REQUIRED WORK >> Select lines where the word "label" appears.

══════

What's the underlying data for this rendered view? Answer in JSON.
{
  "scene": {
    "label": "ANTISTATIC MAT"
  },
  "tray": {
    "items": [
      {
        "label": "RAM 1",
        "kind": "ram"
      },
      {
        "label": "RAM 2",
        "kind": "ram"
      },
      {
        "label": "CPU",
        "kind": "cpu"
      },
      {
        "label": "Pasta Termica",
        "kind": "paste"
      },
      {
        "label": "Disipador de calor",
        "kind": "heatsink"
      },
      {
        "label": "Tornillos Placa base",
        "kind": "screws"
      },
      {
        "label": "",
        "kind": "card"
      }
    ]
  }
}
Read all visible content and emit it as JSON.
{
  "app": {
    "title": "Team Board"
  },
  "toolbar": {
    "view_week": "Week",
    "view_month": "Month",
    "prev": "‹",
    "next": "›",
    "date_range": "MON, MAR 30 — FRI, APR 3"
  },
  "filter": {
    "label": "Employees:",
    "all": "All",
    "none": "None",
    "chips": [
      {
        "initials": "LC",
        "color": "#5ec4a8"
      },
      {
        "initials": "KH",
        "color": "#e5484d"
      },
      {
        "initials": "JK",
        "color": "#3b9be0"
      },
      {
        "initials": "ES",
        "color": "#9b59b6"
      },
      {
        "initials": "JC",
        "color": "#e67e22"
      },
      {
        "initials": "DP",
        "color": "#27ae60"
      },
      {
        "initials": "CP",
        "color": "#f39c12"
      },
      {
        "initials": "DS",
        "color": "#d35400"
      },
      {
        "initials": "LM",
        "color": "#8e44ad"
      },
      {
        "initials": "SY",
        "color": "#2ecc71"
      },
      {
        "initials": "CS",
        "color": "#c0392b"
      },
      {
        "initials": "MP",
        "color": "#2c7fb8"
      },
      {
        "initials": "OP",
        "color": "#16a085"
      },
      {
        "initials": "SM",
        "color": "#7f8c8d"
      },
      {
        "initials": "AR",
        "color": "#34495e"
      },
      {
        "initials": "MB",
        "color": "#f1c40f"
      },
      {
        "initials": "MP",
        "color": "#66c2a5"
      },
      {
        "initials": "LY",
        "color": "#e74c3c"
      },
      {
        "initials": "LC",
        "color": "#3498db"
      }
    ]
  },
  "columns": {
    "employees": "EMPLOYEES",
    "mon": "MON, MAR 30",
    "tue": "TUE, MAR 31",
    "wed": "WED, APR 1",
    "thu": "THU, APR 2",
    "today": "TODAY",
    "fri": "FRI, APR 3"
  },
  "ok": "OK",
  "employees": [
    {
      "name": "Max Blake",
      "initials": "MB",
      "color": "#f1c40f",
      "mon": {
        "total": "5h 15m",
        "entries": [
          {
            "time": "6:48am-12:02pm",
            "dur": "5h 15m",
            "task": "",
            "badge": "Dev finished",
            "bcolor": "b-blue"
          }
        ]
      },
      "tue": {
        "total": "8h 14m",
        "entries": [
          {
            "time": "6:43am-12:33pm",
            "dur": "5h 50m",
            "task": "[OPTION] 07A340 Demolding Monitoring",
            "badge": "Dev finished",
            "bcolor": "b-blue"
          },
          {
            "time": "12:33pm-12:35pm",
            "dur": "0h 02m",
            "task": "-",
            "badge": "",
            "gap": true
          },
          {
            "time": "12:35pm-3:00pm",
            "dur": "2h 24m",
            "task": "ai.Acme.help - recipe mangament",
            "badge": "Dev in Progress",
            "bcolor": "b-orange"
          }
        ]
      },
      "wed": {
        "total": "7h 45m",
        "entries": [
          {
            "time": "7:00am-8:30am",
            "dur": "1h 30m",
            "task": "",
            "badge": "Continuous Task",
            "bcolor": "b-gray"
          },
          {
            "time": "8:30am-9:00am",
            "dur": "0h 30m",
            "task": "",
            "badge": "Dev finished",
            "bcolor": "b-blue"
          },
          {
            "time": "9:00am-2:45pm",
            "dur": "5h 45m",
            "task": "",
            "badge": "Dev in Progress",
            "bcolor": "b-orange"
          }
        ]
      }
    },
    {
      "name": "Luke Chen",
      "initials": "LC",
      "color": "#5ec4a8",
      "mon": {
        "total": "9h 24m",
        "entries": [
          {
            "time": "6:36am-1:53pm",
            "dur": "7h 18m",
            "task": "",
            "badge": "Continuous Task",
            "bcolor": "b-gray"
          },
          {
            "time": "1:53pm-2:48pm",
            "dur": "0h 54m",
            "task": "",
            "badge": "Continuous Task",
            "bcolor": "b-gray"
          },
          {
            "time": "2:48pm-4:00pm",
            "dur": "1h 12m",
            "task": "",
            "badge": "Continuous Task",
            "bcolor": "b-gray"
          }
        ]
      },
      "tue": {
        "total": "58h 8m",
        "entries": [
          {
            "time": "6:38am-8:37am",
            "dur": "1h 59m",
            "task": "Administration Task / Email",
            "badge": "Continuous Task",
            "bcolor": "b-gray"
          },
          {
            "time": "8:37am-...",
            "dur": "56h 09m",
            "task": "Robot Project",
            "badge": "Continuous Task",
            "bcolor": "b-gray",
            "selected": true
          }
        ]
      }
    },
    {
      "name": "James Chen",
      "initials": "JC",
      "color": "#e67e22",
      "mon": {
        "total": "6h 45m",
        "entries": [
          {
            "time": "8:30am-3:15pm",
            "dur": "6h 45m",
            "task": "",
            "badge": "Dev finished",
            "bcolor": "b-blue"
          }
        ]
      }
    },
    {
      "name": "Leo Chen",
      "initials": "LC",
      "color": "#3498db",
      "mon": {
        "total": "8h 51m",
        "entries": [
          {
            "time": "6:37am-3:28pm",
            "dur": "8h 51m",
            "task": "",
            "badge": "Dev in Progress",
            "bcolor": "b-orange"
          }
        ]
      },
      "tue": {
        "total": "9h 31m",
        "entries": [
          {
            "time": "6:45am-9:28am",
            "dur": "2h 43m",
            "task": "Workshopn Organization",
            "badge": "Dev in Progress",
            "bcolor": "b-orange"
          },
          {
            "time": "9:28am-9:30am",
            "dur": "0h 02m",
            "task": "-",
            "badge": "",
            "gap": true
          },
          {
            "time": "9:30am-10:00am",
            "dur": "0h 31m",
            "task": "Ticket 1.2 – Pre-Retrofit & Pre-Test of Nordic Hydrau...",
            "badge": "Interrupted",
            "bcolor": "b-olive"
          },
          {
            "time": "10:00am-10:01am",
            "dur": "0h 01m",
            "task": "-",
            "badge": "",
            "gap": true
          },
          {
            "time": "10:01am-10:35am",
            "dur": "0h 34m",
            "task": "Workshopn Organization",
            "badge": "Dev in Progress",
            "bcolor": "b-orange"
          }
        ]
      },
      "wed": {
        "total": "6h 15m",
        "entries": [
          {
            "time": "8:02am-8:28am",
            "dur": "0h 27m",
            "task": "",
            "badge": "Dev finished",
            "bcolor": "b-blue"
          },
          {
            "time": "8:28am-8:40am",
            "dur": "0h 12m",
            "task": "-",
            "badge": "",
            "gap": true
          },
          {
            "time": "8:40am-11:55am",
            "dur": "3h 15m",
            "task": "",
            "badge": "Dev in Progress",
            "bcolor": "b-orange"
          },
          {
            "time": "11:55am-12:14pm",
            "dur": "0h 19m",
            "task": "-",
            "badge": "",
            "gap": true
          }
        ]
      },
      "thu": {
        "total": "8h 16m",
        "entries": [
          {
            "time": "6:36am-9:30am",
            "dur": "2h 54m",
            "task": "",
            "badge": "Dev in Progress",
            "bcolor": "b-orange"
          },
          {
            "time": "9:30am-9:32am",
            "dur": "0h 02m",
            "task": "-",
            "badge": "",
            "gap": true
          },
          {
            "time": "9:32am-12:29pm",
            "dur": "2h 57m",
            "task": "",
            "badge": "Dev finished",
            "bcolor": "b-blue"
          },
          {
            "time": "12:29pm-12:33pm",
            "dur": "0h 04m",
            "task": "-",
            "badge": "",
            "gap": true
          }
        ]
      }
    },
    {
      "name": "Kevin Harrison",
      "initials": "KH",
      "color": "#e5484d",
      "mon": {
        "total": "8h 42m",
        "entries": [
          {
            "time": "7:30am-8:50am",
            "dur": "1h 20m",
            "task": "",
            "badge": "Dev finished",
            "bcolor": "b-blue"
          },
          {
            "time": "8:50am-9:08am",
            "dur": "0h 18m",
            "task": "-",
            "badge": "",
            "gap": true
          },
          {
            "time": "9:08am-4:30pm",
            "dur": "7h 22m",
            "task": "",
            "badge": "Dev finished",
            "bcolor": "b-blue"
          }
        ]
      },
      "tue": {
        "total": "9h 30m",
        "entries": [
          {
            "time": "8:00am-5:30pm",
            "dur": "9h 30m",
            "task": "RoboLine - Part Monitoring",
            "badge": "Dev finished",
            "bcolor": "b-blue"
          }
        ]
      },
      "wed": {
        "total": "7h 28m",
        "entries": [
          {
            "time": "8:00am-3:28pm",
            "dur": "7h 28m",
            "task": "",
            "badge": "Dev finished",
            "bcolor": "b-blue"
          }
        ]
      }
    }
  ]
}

══════

OUTPUT OF THE TASK >>
    "label": "ANTISTATIC MAT"
        "label": "RAM 1",
        "label": "RAM 2",
        "label": "CPU",
        "label": "Pasta Termica",
        "label": "Disipador de calor",
        "label": "Tornillos Placa base",
        "label": "",
    "label": "Employees:",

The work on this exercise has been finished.